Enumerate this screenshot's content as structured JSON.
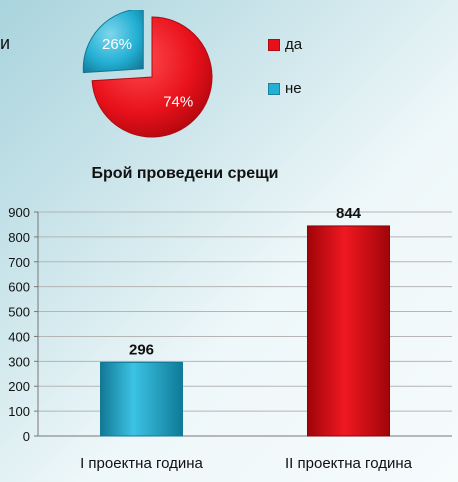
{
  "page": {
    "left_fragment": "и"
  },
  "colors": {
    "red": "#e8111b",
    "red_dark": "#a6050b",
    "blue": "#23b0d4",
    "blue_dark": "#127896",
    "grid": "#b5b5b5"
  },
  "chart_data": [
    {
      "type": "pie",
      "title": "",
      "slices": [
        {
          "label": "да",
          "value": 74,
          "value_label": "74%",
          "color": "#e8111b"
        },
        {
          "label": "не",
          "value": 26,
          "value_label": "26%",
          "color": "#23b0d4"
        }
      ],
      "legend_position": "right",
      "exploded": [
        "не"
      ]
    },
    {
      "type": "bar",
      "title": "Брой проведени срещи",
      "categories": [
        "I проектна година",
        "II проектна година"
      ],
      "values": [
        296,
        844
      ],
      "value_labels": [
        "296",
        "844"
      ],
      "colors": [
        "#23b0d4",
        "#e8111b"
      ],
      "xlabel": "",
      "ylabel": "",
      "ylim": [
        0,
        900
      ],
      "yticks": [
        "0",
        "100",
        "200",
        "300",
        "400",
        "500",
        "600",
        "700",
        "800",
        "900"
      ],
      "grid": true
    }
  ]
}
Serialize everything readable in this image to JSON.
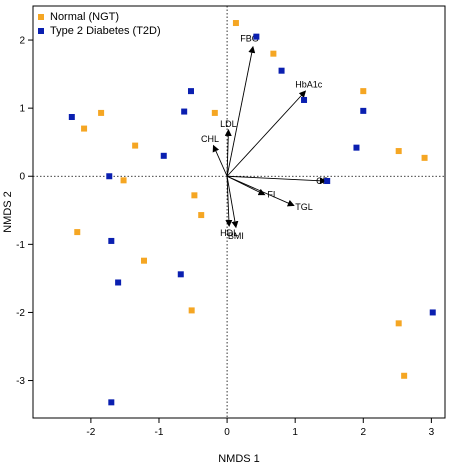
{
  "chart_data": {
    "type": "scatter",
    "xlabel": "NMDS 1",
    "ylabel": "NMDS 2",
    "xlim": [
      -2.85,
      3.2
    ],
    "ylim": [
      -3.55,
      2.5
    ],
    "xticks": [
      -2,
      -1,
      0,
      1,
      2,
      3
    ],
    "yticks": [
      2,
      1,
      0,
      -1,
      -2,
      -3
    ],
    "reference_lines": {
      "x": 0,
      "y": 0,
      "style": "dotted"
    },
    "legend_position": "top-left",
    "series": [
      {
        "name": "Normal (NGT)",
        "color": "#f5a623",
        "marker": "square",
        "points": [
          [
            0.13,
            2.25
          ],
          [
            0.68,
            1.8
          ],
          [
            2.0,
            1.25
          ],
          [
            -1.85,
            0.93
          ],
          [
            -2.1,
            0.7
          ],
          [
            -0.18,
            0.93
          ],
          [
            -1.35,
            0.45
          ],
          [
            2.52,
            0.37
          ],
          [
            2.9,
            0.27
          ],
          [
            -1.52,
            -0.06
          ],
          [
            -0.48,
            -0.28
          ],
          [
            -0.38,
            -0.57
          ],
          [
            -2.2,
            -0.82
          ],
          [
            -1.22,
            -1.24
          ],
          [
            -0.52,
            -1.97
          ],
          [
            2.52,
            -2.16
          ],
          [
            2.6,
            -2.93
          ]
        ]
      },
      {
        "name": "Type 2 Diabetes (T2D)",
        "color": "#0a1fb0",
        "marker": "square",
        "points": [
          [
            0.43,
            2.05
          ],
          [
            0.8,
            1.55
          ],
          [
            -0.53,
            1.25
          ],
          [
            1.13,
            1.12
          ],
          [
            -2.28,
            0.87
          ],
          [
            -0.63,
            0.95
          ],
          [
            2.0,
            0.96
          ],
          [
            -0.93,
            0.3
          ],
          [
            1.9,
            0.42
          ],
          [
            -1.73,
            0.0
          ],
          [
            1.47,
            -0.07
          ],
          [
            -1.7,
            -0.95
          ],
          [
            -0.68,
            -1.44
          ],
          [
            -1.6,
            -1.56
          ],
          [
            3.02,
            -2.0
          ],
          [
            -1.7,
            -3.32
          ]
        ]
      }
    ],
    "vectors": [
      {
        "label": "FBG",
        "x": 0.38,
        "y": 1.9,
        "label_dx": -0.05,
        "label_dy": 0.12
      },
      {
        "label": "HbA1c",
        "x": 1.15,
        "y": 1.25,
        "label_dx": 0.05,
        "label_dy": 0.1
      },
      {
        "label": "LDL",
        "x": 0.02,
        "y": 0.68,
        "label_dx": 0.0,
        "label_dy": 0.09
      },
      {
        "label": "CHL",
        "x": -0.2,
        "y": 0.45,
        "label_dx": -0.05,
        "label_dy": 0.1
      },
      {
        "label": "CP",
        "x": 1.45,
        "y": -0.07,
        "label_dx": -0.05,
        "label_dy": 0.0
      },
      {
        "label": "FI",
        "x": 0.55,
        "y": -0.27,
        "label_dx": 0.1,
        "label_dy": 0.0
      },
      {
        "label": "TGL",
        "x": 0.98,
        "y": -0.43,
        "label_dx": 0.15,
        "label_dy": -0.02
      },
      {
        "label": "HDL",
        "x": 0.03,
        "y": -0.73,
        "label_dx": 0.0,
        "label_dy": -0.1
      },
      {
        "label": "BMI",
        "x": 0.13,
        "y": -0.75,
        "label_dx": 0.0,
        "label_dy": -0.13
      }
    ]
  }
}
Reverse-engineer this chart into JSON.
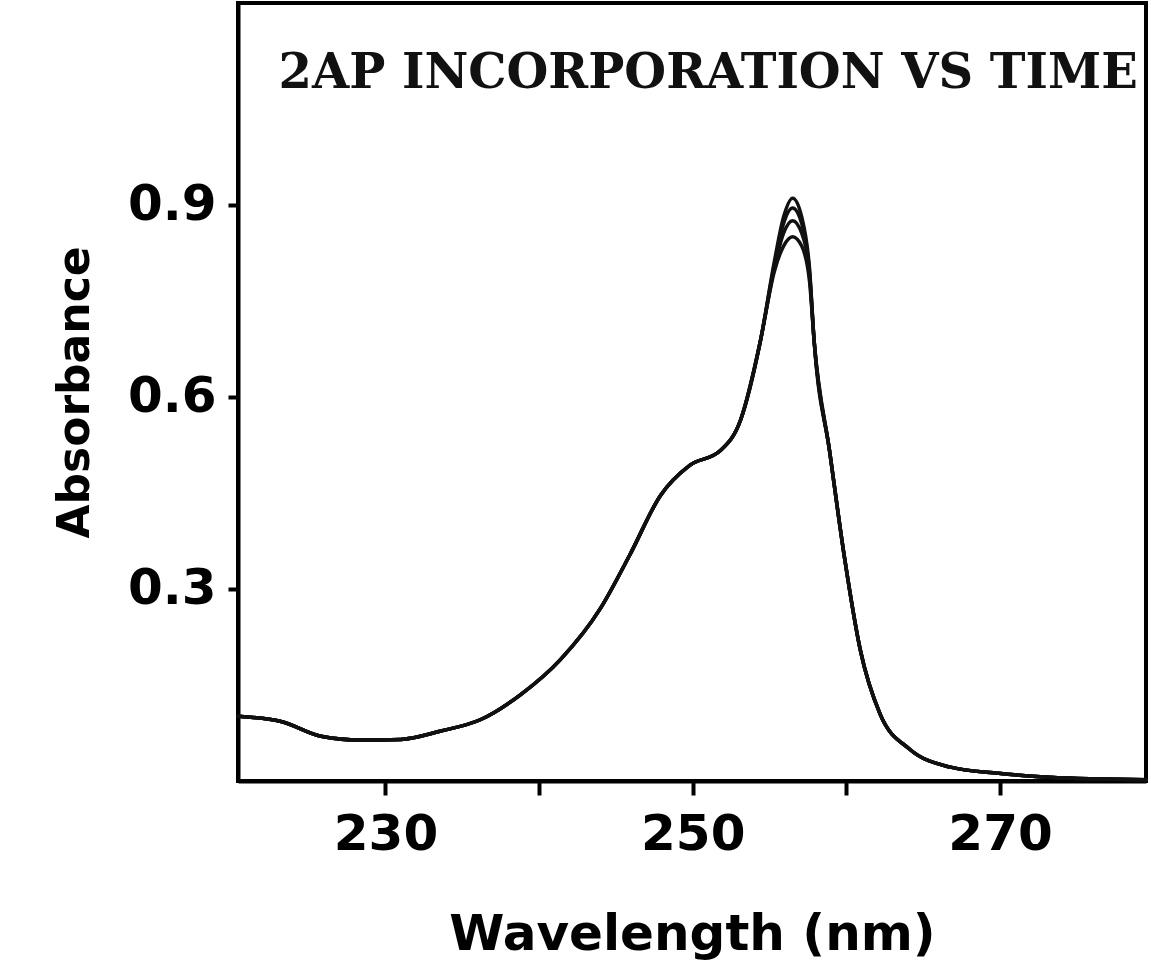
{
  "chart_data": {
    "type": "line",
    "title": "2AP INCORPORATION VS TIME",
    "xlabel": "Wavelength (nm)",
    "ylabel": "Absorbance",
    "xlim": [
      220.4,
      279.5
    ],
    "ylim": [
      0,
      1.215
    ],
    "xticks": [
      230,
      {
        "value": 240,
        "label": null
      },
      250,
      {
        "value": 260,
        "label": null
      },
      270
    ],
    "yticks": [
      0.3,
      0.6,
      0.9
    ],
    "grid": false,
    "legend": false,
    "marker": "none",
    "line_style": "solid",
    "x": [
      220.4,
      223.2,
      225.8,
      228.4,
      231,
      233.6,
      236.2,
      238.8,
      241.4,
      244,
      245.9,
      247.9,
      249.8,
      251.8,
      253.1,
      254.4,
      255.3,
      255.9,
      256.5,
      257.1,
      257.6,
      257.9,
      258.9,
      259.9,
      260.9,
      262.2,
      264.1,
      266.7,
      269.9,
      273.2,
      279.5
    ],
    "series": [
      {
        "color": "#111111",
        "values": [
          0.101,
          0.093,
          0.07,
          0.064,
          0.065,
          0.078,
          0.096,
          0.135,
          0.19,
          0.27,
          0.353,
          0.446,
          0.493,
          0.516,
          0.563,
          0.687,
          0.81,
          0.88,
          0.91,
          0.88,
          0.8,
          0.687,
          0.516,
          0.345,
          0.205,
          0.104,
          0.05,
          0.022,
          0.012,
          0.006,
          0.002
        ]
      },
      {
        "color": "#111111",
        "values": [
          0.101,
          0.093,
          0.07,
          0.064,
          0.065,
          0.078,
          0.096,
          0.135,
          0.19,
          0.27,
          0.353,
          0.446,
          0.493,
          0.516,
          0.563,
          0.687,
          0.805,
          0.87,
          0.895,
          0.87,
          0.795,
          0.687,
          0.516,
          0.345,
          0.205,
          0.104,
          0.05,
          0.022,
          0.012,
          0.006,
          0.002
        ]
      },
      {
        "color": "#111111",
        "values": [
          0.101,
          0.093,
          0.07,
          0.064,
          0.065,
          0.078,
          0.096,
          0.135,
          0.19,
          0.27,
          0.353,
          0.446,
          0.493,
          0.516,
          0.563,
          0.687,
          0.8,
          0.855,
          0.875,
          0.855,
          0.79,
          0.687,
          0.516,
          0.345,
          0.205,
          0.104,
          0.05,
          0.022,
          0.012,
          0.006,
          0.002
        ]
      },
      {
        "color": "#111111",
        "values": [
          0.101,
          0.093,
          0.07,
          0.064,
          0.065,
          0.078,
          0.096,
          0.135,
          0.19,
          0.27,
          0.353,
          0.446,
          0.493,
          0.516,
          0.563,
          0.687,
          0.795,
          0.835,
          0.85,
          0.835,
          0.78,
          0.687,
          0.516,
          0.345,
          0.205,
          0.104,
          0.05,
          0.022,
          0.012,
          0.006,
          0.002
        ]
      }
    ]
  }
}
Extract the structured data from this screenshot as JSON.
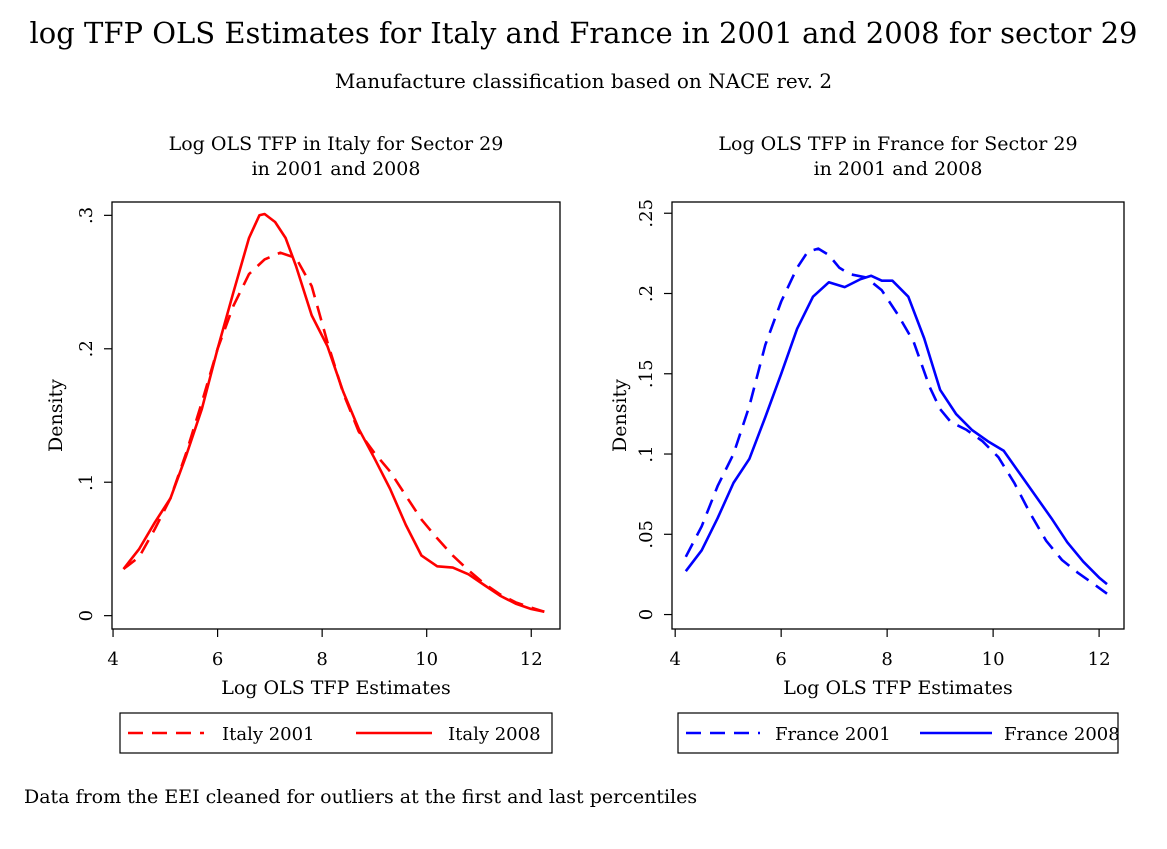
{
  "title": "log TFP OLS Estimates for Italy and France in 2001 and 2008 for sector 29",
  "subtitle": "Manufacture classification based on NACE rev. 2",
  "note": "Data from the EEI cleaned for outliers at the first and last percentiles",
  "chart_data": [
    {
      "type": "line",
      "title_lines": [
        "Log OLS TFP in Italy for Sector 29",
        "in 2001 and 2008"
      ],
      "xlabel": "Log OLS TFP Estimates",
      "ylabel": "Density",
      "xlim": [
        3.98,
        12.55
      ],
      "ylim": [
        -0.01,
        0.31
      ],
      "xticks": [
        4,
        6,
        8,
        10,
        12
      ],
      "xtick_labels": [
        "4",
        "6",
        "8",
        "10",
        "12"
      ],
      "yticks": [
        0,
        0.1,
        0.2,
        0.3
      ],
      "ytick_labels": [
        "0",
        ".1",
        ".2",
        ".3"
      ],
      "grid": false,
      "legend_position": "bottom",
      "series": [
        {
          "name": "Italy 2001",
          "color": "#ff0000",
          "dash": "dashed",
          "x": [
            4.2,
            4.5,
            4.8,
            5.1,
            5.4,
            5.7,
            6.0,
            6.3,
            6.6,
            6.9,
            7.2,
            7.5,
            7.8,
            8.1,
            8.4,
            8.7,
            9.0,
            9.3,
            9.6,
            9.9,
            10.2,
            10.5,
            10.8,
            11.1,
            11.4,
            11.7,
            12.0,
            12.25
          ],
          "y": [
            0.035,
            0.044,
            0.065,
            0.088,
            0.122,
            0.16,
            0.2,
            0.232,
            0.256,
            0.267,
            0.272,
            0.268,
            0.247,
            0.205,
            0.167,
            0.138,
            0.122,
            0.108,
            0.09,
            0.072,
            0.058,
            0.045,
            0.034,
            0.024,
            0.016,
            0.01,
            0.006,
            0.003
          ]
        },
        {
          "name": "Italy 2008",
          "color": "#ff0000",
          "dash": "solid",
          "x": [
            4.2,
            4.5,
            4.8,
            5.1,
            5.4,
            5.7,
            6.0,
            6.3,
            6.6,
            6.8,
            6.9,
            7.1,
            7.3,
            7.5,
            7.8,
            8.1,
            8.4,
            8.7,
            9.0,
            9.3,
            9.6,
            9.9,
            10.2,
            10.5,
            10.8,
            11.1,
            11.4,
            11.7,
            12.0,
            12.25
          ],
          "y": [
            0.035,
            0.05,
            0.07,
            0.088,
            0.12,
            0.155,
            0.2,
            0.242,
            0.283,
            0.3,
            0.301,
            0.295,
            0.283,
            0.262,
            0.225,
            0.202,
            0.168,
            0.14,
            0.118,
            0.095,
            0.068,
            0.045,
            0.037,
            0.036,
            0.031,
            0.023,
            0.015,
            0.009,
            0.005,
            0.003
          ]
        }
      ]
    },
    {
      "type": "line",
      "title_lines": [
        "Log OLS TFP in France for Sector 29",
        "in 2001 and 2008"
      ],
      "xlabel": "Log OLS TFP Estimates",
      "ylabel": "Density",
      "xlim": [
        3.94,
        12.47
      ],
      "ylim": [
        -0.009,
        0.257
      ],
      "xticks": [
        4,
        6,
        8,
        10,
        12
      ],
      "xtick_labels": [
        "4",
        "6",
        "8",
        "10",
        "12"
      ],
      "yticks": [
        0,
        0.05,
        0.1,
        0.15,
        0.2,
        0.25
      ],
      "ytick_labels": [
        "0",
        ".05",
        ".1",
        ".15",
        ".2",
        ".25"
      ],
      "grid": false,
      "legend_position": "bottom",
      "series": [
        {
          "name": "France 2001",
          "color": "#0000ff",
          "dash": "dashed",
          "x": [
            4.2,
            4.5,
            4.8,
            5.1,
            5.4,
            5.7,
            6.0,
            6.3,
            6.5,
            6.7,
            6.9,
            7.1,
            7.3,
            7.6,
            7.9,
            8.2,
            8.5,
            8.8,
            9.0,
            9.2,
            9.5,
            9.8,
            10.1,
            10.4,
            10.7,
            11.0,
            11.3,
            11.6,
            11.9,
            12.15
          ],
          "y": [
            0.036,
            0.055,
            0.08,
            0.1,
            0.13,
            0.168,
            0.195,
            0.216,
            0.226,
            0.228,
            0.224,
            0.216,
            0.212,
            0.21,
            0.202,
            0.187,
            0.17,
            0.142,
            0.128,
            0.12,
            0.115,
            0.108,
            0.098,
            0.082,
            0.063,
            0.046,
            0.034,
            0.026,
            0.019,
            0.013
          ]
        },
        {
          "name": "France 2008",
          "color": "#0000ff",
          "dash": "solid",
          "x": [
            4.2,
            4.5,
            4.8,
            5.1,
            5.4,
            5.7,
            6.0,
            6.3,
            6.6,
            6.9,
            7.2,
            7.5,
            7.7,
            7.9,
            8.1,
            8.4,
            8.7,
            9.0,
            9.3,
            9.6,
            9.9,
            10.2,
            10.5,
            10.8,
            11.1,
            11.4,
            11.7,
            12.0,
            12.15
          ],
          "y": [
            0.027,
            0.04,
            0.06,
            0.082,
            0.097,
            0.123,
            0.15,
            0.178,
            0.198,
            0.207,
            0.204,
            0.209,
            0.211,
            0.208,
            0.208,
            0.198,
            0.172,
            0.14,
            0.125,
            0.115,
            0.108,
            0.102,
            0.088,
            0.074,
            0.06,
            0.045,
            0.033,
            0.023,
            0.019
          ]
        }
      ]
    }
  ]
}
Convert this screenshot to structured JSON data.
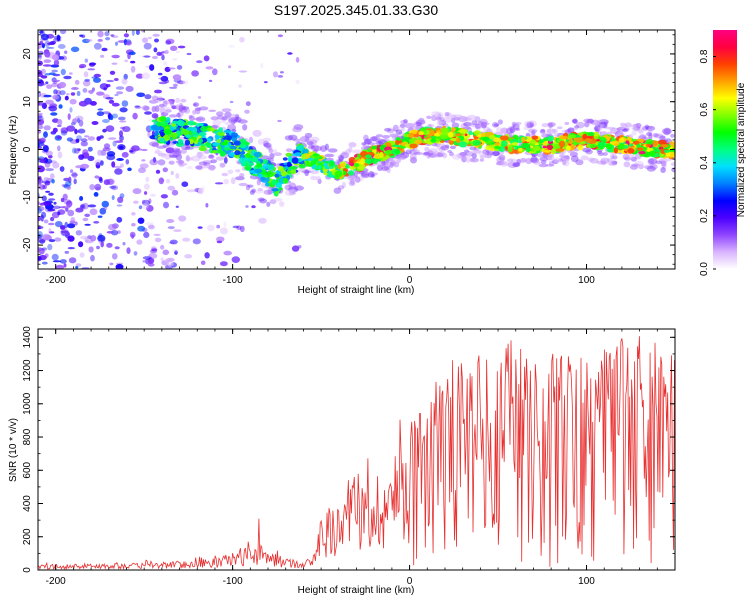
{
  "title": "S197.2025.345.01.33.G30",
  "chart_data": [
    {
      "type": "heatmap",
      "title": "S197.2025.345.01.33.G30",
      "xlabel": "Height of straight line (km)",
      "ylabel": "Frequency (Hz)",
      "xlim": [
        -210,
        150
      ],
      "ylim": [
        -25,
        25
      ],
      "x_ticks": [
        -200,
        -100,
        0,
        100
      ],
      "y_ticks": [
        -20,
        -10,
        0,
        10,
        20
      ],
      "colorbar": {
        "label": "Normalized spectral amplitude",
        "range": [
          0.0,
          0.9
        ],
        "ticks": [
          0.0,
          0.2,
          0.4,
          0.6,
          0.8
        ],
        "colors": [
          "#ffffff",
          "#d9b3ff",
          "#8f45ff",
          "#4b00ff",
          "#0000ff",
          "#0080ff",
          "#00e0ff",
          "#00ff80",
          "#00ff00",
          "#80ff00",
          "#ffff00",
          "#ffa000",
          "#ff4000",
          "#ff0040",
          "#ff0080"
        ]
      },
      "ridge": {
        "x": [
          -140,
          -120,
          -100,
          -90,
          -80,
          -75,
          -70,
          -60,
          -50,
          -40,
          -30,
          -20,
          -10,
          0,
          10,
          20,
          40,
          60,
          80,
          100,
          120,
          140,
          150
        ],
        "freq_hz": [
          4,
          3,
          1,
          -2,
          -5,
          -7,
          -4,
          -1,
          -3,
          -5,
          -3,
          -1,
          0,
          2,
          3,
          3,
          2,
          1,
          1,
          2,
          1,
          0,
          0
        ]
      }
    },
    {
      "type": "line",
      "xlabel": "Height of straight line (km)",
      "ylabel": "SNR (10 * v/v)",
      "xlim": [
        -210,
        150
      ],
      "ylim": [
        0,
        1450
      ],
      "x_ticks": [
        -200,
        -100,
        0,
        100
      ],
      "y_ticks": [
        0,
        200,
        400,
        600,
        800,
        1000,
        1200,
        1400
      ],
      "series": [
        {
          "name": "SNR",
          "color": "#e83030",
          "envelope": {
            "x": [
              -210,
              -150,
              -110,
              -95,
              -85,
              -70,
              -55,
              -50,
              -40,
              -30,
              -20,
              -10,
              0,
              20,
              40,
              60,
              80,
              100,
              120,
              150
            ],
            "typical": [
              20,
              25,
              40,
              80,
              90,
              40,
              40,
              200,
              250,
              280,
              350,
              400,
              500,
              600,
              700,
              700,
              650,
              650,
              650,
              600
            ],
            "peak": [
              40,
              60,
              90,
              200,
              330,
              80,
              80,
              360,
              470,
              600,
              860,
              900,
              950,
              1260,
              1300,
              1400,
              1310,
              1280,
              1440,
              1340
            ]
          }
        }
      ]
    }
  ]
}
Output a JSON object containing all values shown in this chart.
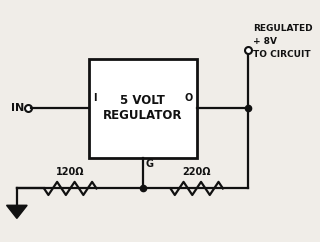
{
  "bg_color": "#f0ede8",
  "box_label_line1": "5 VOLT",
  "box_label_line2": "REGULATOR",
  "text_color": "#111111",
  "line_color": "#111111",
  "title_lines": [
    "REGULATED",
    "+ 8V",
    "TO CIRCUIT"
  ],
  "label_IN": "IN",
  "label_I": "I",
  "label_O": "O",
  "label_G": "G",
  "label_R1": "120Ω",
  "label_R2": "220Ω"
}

- The exercise:
What is the number of lines in these records that contain "false"? Reply with the number only.

- Exercise answer:
4